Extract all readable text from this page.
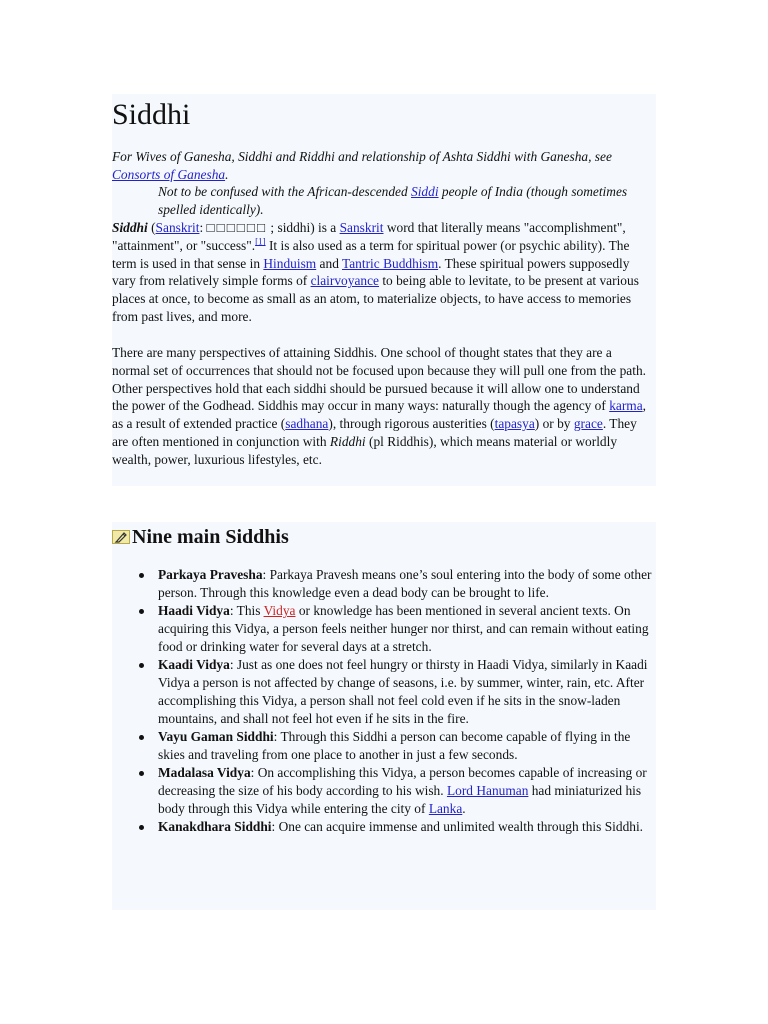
Siddhi
For Wives of Ganesha, Siddhi and Riddhi and relationship of Ashta Siddhi with Ganesha, see Consorts of Ganesha.
Not to be confused with the African-descended Siddi people of India (though sometimes spelled identically).
Siddhi (Sanskrit: □□□□□□ ; siddhi) is a Sanskrit word that literally means "accomplishment", "attainment", or "success".[1] It is also used as a term for spiritual power (or psychic ability). The term is used in that sense in Hinduism and Tantric Buddhism. These spiritual powers supposedly vary from relatively simple forms of clairvoyance to being able to levitate, to be present at various places at once, to become as small as an atom, to materialize objects, to have access to memories from past lives, and more.
There are many perspectives of attaining Siddhis. One school of thought states that they are a normal set of occurrences that should not be focused upon because they will pull one from the path. Other perspectives hold that each siddhi should be pursued because it will allow one to understand the power of the Godhead. Siddhis may occur in many ways: naturally though the agency of karma, as a result of extended practice (sadhana), through rigorous austerities (tapasya) or by grace. They are often mentioned in conjunction with Riddhi (pl Riddhis), which means material or worldly wealth, power, luxurious lifestyles, etc.
Nine main Siddhis
Parkaya Pravesha: Parkaya Pravesh means one’s soul entering into the body of some other person. Through this knowledge even a dead body can be brought to life.
Haadi Vidya: This Vidya or knowledge has been mentioned in several ancient texts. On acquiring this Vidya, a person feels neither hunger nor thirst, and can remain without eating food or drinking water for several days at a stretch.
Kaadi Vidya: Just as one does not feel hungry or thirsty in Haadi Vidya, similarly in Kaadi Vidya a person is not affected by change of seasons, i.e. by summer, winter, rain, etc. After accomplishing this Vidya, a person shall not feel cold even if he sits in the snow-laden mountains, and shall not feel hot even if he sits in the fire.
Vayu Gaman Siddhi: Through this Siddhi a person can become capable of flying in the skies and traveling from one place to another in just a few seconds.
Madalasa Vidya: On accomplishing this Vidya, a person becomes capable of increasing or decreasing the size of his body according to his wish. Lord Hanuman had miniaturized his body through this Vidya while entering the city of Lanka.
Kanakdhara Siddhi: One can acquire immense and unlimited wealth through this Siddhi.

_ _ _

__WHAT YOU ARE ASKED TO DO__
The records above are to be reproduced exactly; the pictures are to be left out.

__EXERCISE OUTPUT__
Extract all readable text from this page.
Siddhi
For Wives of Ganesha, Siddhi and Riddhi and relationship of Ashta Siddhi with Ganesha, see Consorts of Ganesha.
Not to be confused with the African-descended Siddi people of India (though sometimes spelled identically).
Siddhi (Sanskrit: □□□□□□ ; siddhi) is a Sanskrit word that literally means "accomplishment", "attainment", or "success".[1] It is also used as a term for spiritual power (or psychic ability). The term is used in that sense in Hinduism and Tantric Buddhism. These spiritual powers supposedly vary from relatively simple forms of clairvoyance to being able to levitate, to be present at various places at once, to become as small as an atom, to materialize objects, to have access to memories from past lives, and more.
There are many perspectives of attaining Siddhis. One school of thought states that they are a normal set of occurrences that should not be focused upon because they will pull one from the path. Other perspectives hold that each siddhi should be pursued because it will allow one to understand the power of the Godhead. Siddhis may occur in many ways: naturally though the agency of karma, as a result of extended practice (sadhana), through rigorous austerities (tapasya) or by grace. They are often mentioned in conjunction with Riddhi (pl Riddhis), which means material or worldly wealth, power, luxurious lifestyles, etc.
Nine main Siddhis
Parkaya Pravesha: Parkaya Pravesh means one’s soul entering into the body of some other person. Through this knowledge even a dead body can be brought to life.
Haadi Vidya: This Vidya or knowledge has been mentioned in several ancient texts. On acquiring this Vidya, a person feels neither hunger nor thirst, and can remain without eating food or drinking water for several days at a stretch.
Kaadi Vidya: Just as one does not feel hungry or thirsty in Haadi Vidya, similarly in Kaadi Vidya a person is not affected by change of seasons, i.e. by summer, winter, rain, etc. After accomplishing this Vidya, a person shall not feel cold even if he sits in the snow-laden mountains, and shall not feel hot even if he sits in the fire.
Vayu Gaman Siddhi: Through this Siddhi a person can become capable of flying in the skies and traveling from one place to another in just a few seconds.
Madalasa Vidya: On accomplishing this Vidya, a person becomes capable of increasing or decreasing the size of his body according to his wish. Lord Hanuman had miniaturized his body through this Vidya while entering the city of Lanka.
Kanakdhara Siddhi: One can acquire immense and unlimited wealth through this Siddhi.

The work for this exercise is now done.